Provided data:
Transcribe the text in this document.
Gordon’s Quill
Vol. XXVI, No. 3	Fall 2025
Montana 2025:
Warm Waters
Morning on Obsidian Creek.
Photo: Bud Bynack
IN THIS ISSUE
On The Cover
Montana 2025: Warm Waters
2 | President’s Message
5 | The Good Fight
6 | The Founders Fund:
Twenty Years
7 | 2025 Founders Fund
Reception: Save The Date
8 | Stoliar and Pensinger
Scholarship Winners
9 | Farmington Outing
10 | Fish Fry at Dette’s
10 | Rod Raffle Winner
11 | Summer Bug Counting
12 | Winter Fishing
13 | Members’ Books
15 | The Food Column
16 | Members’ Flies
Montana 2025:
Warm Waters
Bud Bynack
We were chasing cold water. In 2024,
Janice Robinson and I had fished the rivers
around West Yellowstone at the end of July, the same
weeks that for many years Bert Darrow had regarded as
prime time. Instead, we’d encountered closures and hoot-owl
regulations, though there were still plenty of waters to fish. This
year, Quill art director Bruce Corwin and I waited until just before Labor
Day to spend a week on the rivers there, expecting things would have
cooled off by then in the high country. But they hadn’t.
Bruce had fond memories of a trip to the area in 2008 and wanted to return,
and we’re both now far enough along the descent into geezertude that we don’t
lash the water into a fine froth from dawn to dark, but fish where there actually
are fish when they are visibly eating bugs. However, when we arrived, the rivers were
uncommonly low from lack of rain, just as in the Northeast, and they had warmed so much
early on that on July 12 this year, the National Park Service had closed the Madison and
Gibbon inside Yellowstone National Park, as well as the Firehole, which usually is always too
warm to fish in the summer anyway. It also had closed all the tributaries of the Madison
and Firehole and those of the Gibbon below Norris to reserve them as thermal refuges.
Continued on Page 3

Aim of the task:
Every entry should be output exactly as written, please.

Answer in full:
Transcribe the text in this document.
Gordon’s Quill
Vol. XXVI, No. 3	Fall 2025
Montana 2025:
Warm Waters
Morning on Obsidian Creek.
Photo: Bud Bynack
IN THIS ISSUE
On The Cover
Montana 2025: Warm Waters
2 | President’s Message
5 | The Good Fight
6 | The Founders Fund:
Twenty Years
7 | 2025 Founders Fund
Reception: Save The Date
8 | Stoliar and Pensinger
Scholarship Winners
9 | Farmington Outing
10 | Fish Fry at Dette’s
10 | Rod Raffle Winner
11 | Summer Bug Counting
12 | Winter Fishing
13 | Members’ Books
15 | The Food Column
16 | Members’ Flies
Montana 2025:
Warm Waters
Bud Bynack
We were chasing cold water. In 2024,
Janice Robinson and I had fished the rivers
around West Yellowstone at the end of July, the same
weeks that for many years Bert Darrow had regarded as
prime time. Instead, we’d encountered closures and hoot-owl
regulations, though there were still plenty of waters to fish. This
year, Quill art director Bruce Corwin and I waited until just before Labor
Day to spend a week on the rivers there, expecting things would have
cooled off by then in the high country. But they hadn’t.
Bruce had fond memories of a trip to the area in 2008 and wanted to return,
and we’re both now far enough along the descent into geezertude that we don’t
lash the water into a fine froth from dawn to dark, but fish where there actually
are fish when they are visibly eating bugs. However, when we arrived, the rivers were
uncommonly low from lack of rain, just as in the Northeast, and they had warmed so much
early on that on July 12 this year, the National Park Service had closed the Madison and
Gibbon inside Yellowstone National Park, as well as the Firehole, which usually is always too
warm to fish in the summer anyway. It also had closed all the tributaries of the Madison
and Firehole and those of the Gibbon below Norris to reserve them as thermal refuges.
Continued on Page 3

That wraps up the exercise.